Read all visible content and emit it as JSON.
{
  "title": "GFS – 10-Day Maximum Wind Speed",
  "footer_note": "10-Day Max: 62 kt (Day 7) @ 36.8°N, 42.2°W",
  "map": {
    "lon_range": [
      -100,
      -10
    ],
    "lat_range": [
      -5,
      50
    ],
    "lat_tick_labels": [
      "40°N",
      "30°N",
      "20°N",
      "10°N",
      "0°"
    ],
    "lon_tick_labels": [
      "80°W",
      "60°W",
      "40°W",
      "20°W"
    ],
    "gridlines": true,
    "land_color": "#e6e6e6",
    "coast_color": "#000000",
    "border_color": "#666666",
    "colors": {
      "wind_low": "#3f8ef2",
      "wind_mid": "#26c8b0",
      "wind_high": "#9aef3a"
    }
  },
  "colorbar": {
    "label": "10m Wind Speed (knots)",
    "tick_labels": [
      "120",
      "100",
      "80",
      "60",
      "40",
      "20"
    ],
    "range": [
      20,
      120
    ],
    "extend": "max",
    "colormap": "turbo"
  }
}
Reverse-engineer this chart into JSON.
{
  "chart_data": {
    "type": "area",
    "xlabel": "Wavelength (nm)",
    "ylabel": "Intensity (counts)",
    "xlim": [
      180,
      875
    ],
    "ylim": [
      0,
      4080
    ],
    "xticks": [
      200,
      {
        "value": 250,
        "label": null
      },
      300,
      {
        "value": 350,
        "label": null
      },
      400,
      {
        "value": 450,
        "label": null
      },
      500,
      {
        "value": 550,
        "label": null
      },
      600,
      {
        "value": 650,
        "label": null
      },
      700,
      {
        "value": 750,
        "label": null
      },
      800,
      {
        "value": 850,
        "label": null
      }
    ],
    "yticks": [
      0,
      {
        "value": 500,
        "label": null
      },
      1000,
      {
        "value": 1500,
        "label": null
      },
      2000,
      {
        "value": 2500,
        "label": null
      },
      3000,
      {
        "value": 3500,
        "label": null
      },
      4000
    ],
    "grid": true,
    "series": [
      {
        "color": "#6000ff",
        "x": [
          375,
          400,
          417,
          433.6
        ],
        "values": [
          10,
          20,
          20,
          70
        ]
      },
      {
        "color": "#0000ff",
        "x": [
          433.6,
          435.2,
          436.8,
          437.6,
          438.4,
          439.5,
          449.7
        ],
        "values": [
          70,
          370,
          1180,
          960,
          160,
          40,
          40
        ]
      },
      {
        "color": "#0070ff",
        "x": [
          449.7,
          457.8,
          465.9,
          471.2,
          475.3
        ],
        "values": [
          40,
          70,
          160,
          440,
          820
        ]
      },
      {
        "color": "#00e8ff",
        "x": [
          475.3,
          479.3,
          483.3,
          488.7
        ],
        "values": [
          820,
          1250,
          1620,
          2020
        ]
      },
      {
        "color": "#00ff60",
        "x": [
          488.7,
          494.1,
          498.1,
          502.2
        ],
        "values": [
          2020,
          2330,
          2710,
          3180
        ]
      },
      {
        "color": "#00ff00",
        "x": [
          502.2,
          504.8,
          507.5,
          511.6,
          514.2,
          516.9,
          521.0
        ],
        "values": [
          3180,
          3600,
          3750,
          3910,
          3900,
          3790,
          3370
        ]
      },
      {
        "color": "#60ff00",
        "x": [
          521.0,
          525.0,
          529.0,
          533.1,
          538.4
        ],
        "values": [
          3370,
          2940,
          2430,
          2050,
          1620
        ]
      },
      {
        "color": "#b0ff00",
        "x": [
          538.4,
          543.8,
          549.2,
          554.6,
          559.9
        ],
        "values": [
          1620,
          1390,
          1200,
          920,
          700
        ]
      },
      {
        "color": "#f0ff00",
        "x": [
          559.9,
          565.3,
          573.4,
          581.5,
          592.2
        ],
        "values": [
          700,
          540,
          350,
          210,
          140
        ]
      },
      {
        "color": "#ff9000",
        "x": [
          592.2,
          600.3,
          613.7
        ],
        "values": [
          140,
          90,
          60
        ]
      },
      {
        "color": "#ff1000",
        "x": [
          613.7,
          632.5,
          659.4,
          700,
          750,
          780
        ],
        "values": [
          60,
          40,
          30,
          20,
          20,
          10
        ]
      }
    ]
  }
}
⁂
■ **WRITTEN EXERCISE**: Using the material above, gather every line that includes "JSON".

■ **EXERCISE SOLUTION**:
Read all visible content and emit it as JSON.
Reverse-engineer this chart into JSON.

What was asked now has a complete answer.